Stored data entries
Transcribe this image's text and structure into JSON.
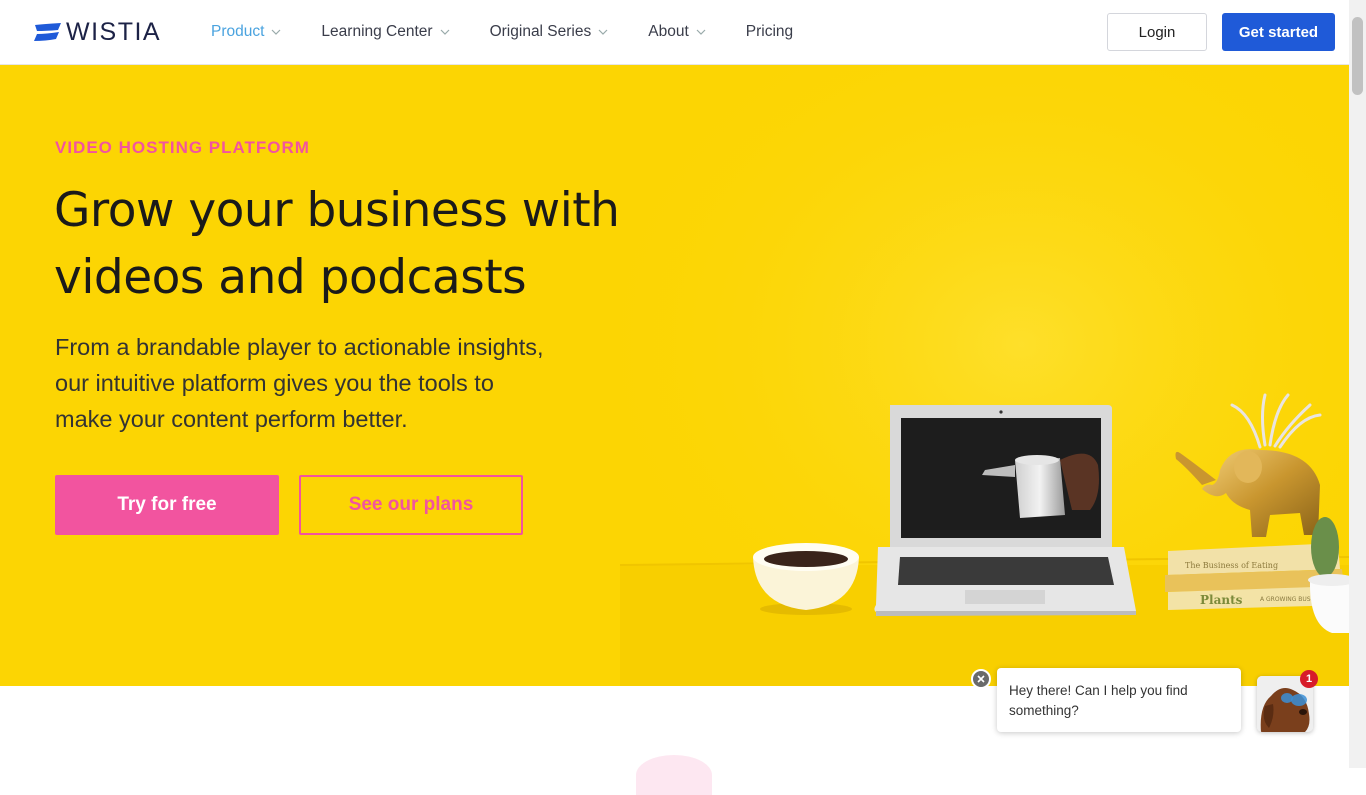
{
  "brand": {
    "name": "WISTIA",
    "primary_blue": "#1f5ad8",
    "navy": "#1c2246",
    "hero_yellow": "#fcd503",
    "pink": "#f2549f",
    "active_link": "#4aa3df"
  },
  "nav": {
    "items": [
      {
        "label": "Product",
        "has_dropdown": true,
        "active": true
      },
      {
        "label": "Learning Center",
        "has_dropdown": true
      },
      {
        "label": "Original Series",
        "has_dropdown": true
      },
      {
        "label": "About",
        "has_dropdown": true
      },
      {
        "label": "Pricing",
        "has_dropdown": false
      }
    ],
    "login_label": "Login",
    "cta_label": "Get started"
  },
  "hero": {
    "eyebrow": "VIDEO HOSTING PLATFORM",
    "headline_line1": "Grow your business with",
    "headline_line2": "videos and podcasts",
    "sub_line1": "From a brandable player to actionable insights,",
    "sub_line2": "our intuitive platform gives you the tools to",
    "sub_line3": "make your content perform better.",
    "primary_button": "Try for free",
    "secondary_button": "See our plans",
    "scene_book_texts": [
      "The Business of Eating",
      "Plants",
      "A GROWING BUSINESS"
    ]
  },
  "chat": {
    "message_line1": "Hey there! Can I help you find",
    "message_line2": "something?",
    "badge_count": "1",
    "close_icon": "close-icon"
  }
}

Given instruction
The records above are to be quoted exactly, with all pictures left out.

In response
Transcribe this image's text and structure into JSON.
{
  "brand": {
    "name": "WISTIA",
    "primary_blue": "#1f5ad8",
    "navy": "#1c2246",
    "hero_yellow": "#fcd503",
    "pink": "#f2549f",
    "active_link": "#4aa3df"
  },
  "nav": {
    "items": [
      {
        "label": "Product",
        "has_dropdown": true,
        "active": true
      },
      {
        "label": "Learning Center",
        "has_dropdown": true
      },
      {
        "label": "Original Series",
        "has_dropdown": true
      },
      {
        "label": "About",
        "has_dropdown": true
      },
      {
        "label": "Pricing",
        "has_dropdown": false
      }
    ],
    "login_label": "Login",
    "cta_label": "Get started"
  },
  "hero": {
    "eyebrow": "VIDEO HOSTING PLATFORM",
    "headline_line1": "Grow your business with",
    "headline_line2": "videos and podcasts",
    "sub_line1": "From a brandable player to actionable insights,",
    "sub_line2": "our intuitive platform gives you the tools to",
    "sub_line3": "make your content perform better.",
    "primary_button": "Try for free",
    "secondary_button": "See our plans",
    "scene_book_texts": [
      "The Business of Eating",
      "Plants",
      "A GROWING BUSINESS"
    ]
  },
  "chat": {
    "message_line1": "Hey there! Can I help you find",
    "message_line2": "something?",
    "badge_count": "1",
    "close_icon": "close-icon"
  }
}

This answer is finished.